Records for this task:
══════════════════════════════
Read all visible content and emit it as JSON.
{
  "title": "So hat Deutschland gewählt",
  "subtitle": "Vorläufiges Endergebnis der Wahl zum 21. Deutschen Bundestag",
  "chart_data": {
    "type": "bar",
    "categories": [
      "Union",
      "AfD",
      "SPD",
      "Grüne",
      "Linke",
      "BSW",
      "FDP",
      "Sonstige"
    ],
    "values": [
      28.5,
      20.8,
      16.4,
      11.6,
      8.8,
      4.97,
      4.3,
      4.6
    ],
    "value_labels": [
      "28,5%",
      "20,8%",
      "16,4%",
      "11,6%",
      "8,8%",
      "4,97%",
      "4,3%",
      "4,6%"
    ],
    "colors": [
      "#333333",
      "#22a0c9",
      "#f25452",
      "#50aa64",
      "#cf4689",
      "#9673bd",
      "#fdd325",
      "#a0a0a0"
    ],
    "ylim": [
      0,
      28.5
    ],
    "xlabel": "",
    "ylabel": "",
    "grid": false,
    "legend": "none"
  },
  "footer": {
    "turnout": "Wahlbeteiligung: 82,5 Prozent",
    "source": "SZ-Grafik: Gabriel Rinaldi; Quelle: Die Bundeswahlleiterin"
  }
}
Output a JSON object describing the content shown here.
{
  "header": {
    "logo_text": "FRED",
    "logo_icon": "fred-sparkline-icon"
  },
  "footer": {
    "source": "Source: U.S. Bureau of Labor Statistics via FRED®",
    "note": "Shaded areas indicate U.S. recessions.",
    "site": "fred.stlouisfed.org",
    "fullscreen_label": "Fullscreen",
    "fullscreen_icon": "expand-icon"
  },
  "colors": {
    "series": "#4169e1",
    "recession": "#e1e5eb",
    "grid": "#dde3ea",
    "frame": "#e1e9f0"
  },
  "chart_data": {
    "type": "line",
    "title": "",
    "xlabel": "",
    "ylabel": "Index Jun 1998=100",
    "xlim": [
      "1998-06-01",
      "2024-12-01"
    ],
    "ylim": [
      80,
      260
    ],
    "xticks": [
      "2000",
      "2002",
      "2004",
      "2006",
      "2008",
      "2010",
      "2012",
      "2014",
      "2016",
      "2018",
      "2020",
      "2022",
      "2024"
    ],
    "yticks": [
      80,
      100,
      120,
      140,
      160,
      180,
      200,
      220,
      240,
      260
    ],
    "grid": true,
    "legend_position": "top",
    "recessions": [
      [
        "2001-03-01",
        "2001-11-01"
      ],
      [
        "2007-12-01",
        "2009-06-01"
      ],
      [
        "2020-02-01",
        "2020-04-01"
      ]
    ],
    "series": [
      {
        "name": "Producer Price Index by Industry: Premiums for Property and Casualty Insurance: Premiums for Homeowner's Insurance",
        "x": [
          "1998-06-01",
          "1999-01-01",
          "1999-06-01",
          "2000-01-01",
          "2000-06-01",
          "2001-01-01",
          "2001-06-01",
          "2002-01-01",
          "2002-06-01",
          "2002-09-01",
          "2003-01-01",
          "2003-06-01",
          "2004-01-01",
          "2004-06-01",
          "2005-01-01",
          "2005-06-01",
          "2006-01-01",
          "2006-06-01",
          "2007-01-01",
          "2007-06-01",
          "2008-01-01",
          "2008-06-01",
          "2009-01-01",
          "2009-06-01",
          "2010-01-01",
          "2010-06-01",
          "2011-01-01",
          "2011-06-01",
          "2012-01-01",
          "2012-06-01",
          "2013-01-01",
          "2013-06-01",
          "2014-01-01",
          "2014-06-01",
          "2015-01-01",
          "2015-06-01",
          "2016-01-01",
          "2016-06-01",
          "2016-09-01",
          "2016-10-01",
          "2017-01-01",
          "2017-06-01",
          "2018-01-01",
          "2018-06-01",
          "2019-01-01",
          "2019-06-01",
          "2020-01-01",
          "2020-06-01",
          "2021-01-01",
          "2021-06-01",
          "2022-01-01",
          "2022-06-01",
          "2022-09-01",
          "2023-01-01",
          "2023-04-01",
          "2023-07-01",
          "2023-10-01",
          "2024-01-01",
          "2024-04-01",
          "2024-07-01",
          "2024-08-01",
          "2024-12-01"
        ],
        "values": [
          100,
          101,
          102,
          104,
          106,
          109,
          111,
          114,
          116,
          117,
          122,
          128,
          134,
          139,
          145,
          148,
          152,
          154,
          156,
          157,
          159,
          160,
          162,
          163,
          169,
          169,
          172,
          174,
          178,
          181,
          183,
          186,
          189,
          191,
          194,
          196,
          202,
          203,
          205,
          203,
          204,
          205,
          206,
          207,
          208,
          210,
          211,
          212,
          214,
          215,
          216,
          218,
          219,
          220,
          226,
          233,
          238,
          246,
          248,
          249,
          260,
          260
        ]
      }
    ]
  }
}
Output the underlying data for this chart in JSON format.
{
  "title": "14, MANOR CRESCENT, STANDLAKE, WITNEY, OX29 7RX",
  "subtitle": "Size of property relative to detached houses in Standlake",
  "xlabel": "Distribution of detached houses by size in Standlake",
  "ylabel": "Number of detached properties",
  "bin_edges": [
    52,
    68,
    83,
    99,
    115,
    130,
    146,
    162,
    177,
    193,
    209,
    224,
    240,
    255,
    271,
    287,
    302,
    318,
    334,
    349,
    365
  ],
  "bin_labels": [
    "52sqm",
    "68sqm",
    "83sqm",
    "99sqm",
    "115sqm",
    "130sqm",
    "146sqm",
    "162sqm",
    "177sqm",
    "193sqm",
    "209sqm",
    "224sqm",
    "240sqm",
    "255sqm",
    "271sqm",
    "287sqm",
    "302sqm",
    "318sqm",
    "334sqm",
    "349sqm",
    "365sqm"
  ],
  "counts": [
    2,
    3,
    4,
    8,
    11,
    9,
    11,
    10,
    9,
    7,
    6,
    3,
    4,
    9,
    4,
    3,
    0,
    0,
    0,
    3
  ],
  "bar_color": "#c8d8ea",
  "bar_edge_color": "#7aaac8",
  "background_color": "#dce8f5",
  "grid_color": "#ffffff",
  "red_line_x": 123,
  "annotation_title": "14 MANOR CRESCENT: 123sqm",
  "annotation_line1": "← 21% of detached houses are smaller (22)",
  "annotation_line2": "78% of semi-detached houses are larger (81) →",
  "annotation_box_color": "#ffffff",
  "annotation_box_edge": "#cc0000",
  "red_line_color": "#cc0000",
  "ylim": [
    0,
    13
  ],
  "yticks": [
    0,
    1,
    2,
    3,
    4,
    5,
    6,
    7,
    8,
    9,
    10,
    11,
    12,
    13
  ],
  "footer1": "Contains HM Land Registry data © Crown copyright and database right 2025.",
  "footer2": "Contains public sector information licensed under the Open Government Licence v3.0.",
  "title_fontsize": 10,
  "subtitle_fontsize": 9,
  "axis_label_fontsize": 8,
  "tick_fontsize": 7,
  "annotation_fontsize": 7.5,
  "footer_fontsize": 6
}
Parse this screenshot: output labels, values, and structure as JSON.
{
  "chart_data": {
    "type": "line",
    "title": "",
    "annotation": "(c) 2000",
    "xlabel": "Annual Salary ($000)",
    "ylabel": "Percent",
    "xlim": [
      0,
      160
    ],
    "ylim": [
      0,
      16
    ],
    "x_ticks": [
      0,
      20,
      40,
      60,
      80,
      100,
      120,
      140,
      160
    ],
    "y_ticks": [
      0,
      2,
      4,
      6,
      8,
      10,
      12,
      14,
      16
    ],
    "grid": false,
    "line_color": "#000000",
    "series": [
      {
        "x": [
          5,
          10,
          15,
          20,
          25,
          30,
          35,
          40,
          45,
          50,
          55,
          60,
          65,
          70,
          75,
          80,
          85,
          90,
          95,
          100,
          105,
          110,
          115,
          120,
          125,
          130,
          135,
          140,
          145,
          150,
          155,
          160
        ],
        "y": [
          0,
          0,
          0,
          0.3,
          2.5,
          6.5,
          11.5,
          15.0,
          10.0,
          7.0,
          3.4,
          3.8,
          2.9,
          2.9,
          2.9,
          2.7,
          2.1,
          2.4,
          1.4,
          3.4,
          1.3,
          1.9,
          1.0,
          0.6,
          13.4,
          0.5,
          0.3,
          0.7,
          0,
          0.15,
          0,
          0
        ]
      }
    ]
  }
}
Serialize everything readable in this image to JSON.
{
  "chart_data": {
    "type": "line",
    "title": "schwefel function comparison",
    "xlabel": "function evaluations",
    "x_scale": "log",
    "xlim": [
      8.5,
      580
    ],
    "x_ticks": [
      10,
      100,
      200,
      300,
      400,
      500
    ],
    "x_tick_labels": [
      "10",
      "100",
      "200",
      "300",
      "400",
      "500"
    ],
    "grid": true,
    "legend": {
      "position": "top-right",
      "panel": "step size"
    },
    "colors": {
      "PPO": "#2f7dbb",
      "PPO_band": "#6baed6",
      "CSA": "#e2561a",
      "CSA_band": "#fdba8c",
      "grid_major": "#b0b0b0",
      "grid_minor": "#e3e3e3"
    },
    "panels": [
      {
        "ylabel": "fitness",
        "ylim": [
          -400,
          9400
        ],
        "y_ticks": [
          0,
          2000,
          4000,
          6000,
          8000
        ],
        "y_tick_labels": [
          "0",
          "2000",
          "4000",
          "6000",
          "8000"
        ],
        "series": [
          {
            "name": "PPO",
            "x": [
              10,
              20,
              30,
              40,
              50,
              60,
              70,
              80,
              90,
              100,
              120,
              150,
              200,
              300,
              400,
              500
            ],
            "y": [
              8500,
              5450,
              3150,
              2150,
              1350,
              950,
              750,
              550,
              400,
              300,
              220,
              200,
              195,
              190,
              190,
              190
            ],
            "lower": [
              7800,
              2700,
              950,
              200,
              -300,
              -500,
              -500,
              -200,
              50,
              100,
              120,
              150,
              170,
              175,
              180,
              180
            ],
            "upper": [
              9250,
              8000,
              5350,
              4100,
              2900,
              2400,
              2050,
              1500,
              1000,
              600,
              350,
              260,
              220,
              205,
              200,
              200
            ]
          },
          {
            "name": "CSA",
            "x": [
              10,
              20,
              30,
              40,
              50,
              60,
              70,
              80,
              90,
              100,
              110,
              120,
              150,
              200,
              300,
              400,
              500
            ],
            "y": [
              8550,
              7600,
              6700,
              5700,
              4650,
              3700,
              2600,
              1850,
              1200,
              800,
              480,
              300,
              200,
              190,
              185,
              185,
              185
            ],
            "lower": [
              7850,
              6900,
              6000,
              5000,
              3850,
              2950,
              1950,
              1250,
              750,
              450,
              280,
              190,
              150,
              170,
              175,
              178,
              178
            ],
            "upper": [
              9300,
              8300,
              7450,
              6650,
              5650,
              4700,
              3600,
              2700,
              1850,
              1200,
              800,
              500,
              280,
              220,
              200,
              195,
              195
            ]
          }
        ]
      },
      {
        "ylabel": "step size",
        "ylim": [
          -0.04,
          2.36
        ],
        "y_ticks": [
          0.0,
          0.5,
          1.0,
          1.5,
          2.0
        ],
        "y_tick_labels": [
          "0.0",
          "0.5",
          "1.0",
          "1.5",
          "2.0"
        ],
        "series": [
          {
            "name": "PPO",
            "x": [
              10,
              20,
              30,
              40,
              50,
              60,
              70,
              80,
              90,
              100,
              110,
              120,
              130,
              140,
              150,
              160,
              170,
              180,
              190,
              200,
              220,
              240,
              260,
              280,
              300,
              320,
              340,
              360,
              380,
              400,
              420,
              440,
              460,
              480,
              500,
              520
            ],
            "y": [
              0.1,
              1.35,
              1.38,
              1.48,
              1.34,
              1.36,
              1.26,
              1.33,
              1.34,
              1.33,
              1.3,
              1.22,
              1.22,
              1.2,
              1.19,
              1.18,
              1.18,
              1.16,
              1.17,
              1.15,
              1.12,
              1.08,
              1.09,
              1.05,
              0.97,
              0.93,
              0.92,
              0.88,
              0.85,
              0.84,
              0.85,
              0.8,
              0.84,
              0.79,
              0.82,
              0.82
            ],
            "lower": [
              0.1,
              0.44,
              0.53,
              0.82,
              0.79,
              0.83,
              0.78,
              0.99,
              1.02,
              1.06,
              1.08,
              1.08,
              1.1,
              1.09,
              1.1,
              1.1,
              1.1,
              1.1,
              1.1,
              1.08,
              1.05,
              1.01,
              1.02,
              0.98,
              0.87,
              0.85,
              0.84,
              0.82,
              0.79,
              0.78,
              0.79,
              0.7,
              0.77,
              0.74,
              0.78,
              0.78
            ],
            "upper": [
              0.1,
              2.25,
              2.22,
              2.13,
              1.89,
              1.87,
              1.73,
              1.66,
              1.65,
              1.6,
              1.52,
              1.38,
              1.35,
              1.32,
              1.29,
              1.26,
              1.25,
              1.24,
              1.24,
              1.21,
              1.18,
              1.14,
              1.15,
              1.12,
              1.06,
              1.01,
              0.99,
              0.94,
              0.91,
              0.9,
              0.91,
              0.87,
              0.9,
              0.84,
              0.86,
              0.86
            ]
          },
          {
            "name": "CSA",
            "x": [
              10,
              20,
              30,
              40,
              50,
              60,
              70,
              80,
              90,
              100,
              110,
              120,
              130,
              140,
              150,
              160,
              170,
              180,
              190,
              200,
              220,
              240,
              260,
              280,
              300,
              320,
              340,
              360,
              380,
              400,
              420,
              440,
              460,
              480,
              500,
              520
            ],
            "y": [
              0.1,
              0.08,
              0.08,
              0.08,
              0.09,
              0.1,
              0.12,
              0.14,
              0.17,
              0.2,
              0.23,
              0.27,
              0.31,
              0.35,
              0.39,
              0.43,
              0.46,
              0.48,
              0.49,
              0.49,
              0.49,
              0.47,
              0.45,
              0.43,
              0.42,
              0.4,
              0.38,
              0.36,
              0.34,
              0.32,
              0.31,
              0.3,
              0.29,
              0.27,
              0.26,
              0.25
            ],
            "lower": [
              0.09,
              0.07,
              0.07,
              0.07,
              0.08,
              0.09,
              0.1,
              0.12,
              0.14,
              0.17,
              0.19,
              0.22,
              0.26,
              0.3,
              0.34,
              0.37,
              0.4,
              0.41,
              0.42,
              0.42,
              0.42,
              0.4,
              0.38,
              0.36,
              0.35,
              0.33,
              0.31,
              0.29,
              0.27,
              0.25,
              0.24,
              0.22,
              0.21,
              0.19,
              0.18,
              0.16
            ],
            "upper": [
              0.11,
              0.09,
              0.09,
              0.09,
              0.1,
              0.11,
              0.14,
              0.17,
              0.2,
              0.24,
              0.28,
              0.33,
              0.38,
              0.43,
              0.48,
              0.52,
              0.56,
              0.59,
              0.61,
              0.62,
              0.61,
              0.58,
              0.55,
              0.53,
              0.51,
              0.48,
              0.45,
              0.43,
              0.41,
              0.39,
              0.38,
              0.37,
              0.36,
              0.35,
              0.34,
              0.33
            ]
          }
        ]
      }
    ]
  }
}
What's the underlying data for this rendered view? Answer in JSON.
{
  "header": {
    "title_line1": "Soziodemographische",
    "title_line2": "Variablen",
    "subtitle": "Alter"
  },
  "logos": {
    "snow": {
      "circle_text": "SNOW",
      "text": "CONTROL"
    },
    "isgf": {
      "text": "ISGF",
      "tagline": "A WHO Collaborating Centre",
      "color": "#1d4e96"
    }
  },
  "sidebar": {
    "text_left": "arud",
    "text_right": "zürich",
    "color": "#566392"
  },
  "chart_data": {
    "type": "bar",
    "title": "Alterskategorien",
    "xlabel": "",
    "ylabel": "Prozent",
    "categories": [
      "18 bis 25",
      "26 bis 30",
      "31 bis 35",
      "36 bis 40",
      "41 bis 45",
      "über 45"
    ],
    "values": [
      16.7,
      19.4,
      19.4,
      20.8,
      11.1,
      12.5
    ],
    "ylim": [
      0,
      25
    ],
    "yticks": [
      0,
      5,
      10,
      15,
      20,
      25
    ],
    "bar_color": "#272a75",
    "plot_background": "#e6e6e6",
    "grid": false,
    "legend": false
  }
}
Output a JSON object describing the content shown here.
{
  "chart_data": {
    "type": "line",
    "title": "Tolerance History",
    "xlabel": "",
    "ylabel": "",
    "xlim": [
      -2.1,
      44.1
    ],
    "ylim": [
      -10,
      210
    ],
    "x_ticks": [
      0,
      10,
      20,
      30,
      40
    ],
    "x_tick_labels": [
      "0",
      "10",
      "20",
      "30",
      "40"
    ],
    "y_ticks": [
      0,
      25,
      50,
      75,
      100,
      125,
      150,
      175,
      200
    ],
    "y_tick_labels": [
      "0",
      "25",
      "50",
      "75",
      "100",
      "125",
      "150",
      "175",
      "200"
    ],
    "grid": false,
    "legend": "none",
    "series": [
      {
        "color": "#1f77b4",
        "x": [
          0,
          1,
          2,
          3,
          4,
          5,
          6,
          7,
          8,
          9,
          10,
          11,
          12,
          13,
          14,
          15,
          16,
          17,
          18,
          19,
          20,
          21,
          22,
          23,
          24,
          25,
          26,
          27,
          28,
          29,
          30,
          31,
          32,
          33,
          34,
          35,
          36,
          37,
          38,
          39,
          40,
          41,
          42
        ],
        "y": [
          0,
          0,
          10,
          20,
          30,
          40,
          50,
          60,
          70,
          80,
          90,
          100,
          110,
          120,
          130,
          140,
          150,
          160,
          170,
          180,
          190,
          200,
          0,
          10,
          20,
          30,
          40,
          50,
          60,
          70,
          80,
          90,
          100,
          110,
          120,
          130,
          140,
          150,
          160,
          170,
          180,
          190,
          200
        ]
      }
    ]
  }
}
══════════════════════════════
Given task: Pick out the lines above that hold the string "Prozent" and show them.

Answer to this exercise:
    "turnout": "Wahlbeteiligung: 82,5 Prozent",
    "ylabel": "Prozent",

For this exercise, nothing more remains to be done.